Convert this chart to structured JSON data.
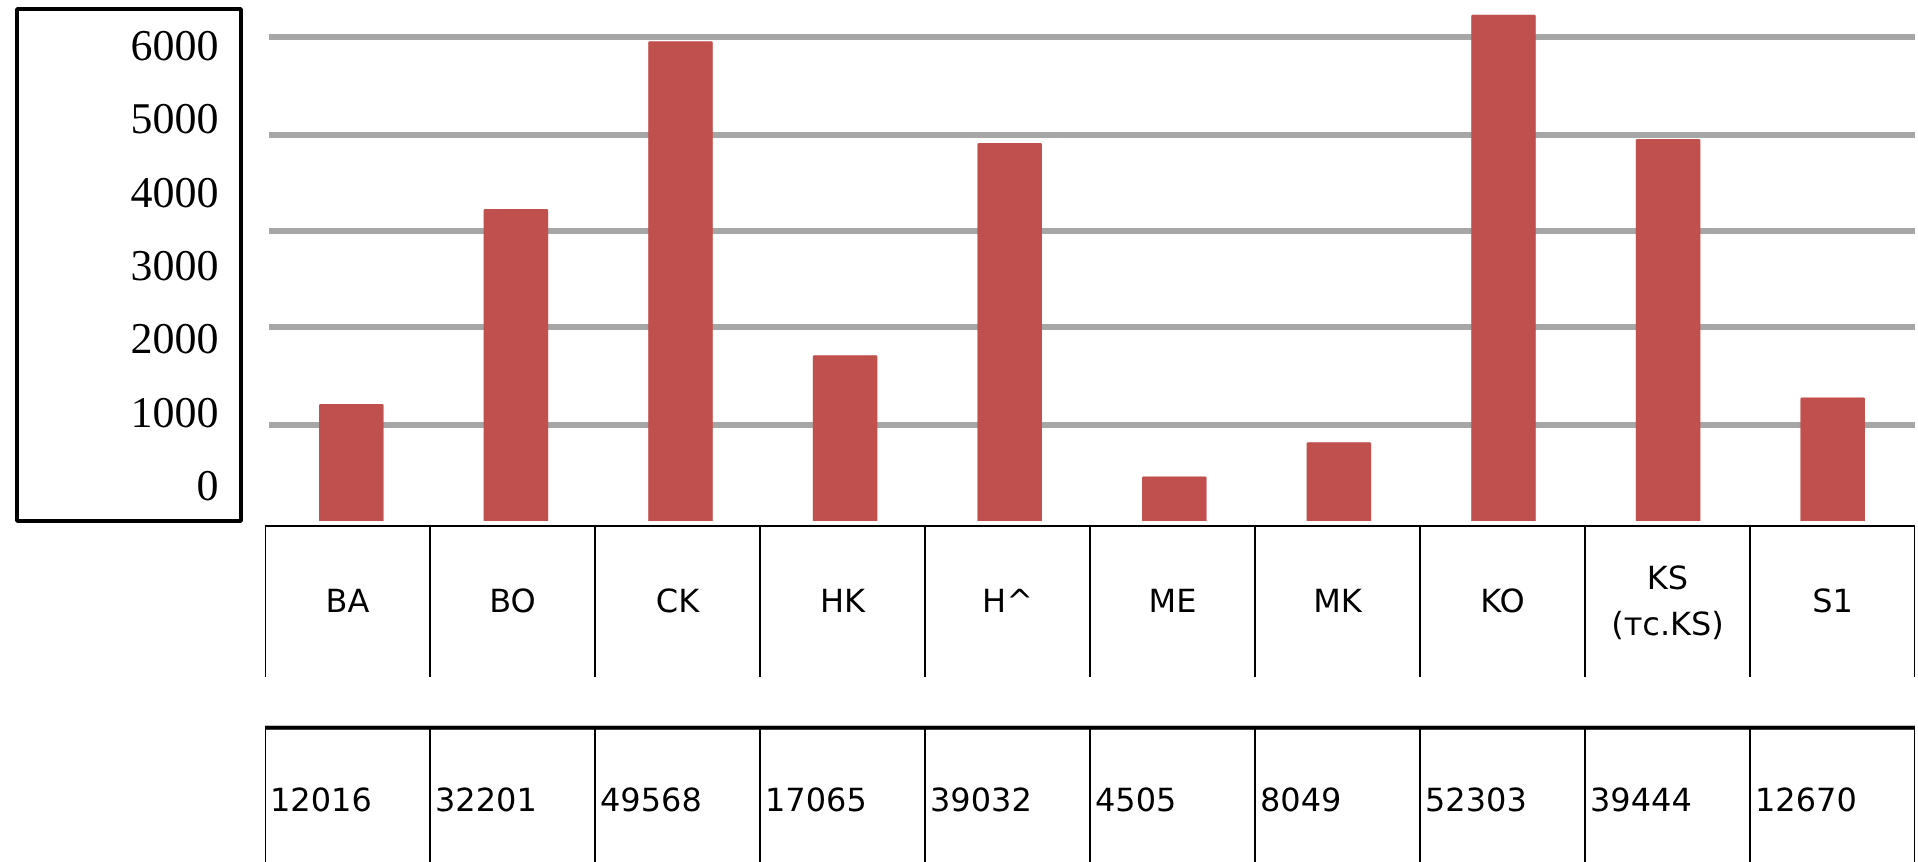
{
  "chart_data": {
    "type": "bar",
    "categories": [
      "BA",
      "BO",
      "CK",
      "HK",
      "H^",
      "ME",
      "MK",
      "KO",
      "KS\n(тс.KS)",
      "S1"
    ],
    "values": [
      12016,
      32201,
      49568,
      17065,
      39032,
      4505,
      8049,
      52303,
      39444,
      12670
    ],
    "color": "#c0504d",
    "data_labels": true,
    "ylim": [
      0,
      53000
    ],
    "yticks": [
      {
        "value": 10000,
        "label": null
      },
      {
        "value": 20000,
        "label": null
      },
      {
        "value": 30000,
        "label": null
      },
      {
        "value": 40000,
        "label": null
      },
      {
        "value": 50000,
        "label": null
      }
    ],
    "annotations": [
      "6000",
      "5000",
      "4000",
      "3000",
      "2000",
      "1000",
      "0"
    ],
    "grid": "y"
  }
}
· · ·
* Short task:
Except for the pictures, copy every line of the records above exactly.

* Final result:
Convert this chart to structured JSON data.
{
  "chart_data": {
    "type": "bar",
    "categories": [
      "BA",
      "BO",
      "CK",
      "HK",
      "H^",
      "ME",
      "MK",
      "KO",
      "KS\n(тс.KS)",
      "S1"
    ],
    "values": [
      12016,
      32201,
      49568,
      17065,
      39032,
      4505,
      8049,
      52303,
      39444,
      12670
    ],
    "color": "#c0504d",
    "data_labels": true,
    "ylim": [
      0,
      53000
    ],
    "yticks": [
      {
        "value": 10000,
        "label": null
      },
      {
        "value": 20000,
        "label": null
      },
      {
        "value": 30000,
        "label": null
      },
      {
        "value": 40000,
        "label": null
      },
      {
        "value": 50000,
        "label": null
      }
    ],
    "annotations": [
      "6000",
      "5000",
      "4000",
      "3000",
      "2000",
      "1000",
      "0"
    ],
    "grid": "y"
  }
}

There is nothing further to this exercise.